TASK OBJECTIVE: Leave out the pictures and repeat the data exactly.

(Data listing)
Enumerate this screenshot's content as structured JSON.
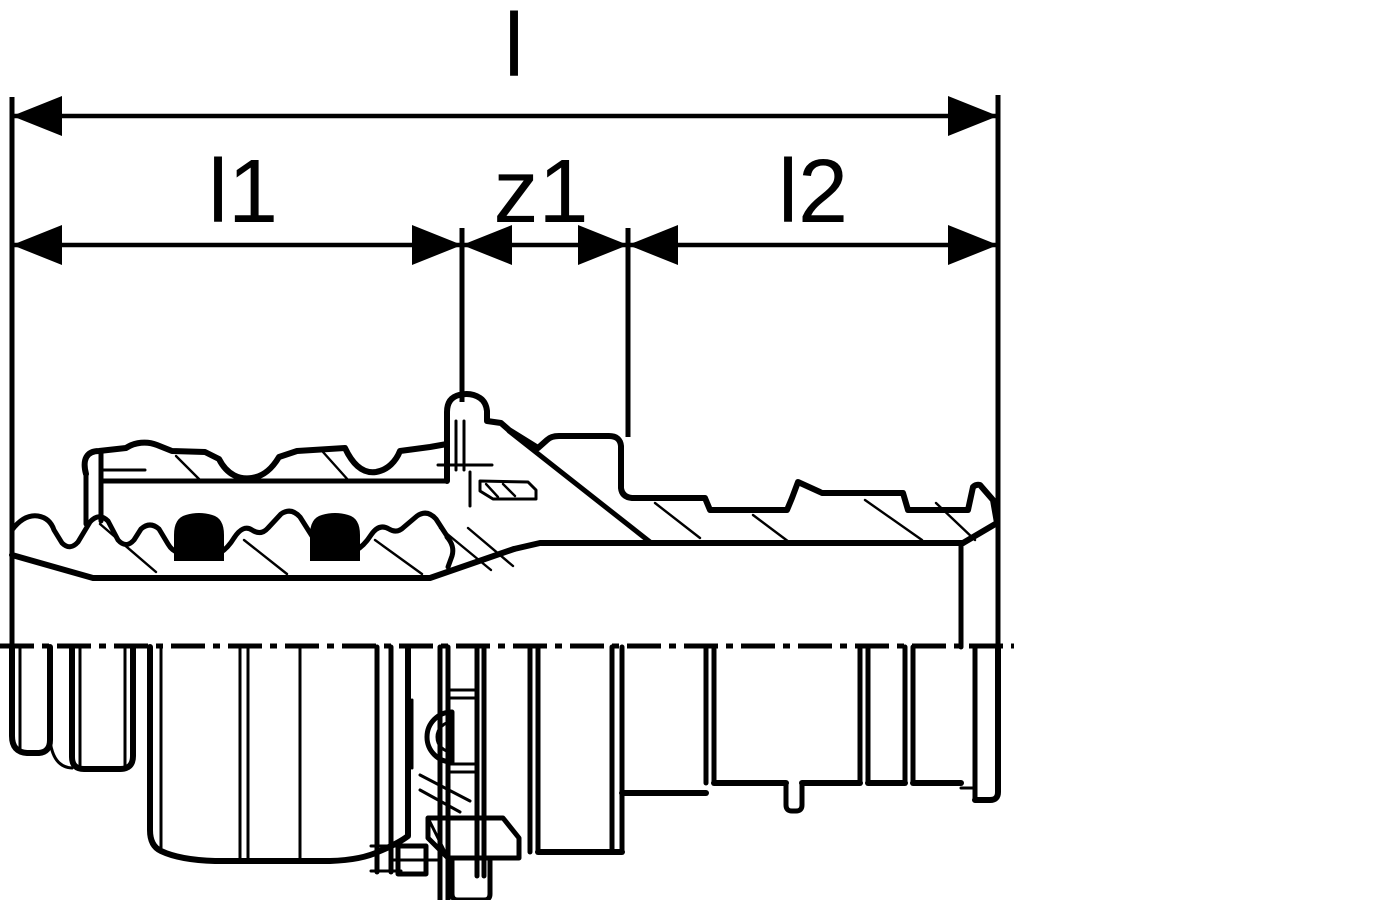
{
  "drawing": {
    "kind": "press-fitting coupling, sectional dimension drawing",
    "dimensions": {
      "overall": {
        "label": "l"
      },
      "left": {
        "label": "l1"
      },
      "offset": {
        "label": "z1"
      },
      "right": {
        "label": "l2"
      }
    },
    "colors": {
      "line": "#000000",
      "background": "#ffffff",
      "seal_fill": "#000000"
    }
  }
}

ANSWER TO THE TASK:
Enumerate this screenshot's content as structured JSON.
{
  "drawing": {
    "kind": "press-fitting coupling, sectional dimension drawing",
    "dimensions": {
      "overall": {
        "label": "l"
      },
      "left": {
        "label": "l1"
      },
      "offset": {
        "label": "z1"
      },
      "right": {
        "label": "l2"
      }
    },
    "colors": {
      "line": "#000000",
      "background": "#ffffff",
      "seal_fill": "#000000"
    }
  }
}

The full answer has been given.